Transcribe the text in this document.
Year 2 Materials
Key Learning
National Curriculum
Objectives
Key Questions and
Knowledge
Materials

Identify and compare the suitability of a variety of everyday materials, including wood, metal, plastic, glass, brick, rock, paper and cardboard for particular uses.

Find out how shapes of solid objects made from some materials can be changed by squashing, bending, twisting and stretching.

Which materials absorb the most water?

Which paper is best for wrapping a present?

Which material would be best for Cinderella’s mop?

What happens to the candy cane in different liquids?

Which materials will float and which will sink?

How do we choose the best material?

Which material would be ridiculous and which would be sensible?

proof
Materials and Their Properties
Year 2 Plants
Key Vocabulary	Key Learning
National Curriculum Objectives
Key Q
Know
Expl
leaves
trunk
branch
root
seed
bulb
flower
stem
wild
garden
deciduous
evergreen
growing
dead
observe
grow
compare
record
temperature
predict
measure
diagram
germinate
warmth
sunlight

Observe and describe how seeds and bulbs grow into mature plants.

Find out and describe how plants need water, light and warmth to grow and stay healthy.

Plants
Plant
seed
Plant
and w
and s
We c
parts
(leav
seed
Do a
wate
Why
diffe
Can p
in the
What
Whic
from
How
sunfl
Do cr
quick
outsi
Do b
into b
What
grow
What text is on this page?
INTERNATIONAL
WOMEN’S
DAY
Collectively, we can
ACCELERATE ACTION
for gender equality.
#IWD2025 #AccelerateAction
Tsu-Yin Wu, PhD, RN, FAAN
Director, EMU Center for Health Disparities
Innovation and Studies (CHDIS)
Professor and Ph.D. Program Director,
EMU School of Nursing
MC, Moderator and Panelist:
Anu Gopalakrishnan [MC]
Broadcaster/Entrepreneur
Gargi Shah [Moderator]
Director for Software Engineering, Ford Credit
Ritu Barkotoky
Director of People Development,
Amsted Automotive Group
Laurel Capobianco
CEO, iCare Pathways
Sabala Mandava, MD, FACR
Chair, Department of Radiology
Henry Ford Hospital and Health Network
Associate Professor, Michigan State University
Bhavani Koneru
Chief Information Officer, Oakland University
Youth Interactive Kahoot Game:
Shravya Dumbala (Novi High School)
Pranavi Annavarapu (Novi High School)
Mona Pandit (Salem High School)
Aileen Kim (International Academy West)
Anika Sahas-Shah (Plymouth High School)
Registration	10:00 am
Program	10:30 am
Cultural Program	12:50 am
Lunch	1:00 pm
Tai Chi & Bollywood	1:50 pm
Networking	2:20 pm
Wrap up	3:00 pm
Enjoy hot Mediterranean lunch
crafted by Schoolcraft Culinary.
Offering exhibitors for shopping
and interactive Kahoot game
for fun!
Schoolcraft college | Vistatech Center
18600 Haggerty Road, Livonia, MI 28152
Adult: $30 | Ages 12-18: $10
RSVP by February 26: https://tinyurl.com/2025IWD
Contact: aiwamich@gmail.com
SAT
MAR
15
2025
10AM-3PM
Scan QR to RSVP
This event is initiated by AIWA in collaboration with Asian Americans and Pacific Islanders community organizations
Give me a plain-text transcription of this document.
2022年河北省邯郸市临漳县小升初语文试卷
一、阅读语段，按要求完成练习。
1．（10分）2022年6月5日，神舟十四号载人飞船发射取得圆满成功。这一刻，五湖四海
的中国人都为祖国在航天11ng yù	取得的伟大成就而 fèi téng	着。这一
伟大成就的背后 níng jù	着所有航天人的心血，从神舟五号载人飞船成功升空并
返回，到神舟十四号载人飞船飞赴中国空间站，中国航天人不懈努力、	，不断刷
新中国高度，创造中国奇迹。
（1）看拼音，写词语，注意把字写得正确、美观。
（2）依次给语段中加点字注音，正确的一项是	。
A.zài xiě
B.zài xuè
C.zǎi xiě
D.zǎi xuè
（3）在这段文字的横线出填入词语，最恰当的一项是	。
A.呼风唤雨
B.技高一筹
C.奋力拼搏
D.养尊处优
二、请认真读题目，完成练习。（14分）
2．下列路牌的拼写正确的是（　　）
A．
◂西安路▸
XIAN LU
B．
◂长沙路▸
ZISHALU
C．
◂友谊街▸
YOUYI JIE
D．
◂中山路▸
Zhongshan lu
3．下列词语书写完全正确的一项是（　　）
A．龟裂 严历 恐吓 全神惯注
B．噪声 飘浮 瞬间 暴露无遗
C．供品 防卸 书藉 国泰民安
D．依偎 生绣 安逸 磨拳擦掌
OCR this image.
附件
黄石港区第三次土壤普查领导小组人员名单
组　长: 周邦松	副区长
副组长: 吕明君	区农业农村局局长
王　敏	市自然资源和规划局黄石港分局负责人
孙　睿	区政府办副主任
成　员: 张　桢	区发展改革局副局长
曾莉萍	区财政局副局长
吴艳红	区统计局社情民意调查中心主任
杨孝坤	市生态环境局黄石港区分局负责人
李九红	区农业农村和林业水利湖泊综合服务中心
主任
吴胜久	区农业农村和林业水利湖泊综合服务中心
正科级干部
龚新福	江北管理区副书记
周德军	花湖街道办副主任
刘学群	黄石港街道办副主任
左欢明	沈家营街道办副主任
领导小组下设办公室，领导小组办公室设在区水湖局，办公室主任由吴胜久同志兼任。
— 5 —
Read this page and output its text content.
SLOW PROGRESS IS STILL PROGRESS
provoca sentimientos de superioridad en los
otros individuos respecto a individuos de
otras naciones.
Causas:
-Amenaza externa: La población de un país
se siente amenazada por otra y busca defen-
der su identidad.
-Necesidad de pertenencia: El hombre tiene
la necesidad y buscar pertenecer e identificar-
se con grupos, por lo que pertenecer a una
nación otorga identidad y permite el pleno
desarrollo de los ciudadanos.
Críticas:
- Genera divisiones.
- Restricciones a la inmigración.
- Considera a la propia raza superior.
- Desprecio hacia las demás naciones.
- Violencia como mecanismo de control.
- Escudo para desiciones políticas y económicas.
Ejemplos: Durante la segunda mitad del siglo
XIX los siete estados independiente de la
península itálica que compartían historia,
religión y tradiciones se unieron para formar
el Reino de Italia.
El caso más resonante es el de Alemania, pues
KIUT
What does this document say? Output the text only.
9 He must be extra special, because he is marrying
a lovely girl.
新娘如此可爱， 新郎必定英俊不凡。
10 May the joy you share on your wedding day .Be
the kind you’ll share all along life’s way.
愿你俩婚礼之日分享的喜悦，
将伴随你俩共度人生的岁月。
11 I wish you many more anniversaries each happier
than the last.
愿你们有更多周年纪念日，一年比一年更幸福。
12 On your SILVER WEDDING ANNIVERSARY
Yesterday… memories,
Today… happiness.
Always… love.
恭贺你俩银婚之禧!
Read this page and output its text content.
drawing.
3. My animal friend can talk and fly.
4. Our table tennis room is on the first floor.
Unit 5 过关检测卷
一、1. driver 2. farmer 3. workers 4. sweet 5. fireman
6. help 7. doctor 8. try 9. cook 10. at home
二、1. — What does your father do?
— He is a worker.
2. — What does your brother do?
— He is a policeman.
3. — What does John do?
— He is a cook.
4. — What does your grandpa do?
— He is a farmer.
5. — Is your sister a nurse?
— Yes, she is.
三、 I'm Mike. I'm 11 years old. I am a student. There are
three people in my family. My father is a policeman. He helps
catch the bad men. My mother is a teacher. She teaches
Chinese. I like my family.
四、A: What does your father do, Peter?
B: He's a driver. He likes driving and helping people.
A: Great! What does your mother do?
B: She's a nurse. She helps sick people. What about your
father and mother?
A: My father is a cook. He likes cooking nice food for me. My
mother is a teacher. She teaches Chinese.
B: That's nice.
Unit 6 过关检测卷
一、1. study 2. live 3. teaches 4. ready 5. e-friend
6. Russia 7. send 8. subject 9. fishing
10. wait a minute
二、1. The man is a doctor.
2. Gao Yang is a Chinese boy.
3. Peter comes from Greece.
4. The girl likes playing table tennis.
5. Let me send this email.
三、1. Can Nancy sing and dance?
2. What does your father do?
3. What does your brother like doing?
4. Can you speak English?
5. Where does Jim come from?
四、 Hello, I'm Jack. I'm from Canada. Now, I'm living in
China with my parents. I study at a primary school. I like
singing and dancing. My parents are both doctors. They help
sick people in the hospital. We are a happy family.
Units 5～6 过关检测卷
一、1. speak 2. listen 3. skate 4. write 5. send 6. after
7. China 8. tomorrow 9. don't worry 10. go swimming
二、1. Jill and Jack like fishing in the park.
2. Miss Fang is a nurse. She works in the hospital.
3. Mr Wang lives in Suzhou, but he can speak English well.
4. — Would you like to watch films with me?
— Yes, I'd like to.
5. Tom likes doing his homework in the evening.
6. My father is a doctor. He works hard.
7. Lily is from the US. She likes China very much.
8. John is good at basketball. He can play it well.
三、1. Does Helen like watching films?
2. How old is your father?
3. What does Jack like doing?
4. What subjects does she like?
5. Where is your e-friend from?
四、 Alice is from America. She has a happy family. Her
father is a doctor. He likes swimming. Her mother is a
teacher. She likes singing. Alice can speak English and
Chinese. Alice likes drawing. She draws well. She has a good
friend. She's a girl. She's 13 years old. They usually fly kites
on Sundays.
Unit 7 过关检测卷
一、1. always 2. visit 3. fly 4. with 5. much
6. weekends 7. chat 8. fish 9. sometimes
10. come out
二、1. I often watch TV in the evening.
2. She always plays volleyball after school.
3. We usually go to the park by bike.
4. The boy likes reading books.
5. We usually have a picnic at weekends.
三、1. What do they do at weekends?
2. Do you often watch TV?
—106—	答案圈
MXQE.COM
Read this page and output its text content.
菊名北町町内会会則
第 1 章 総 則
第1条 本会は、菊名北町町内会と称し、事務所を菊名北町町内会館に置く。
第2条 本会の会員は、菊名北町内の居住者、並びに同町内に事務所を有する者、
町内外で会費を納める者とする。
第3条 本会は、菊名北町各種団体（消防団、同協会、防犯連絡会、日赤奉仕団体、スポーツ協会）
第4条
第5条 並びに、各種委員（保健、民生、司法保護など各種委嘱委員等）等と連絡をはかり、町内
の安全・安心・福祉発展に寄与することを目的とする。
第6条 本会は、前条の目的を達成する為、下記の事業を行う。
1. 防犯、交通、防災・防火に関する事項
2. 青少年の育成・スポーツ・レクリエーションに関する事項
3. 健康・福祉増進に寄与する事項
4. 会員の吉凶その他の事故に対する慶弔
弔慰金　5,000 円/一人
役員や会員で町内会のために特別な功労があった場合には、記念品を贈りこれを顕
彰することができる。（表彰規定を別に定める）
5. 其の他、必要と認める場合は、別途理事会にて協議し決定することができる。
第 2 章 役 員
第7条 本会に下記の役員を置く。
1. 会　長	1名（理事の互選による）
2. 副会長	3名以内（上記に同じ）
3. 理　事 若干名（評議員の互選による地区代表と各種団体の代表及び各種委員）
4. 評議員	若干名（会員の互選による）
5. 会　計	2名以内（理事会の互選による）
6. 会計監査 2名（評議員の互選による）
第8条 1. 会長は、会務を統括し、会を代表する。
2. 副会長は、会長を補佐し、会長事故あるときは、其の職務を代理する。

▸ **To do**
Collect each line holding the string "text".

▸ **Task output**
Transcribe the text in this document.
What text is on this page?
Give me a plain-text transcription of this document.
Read this page and output its text content.
What does this document say? Output the text only.
Read this page and output its text content.
Read this page and output its text content.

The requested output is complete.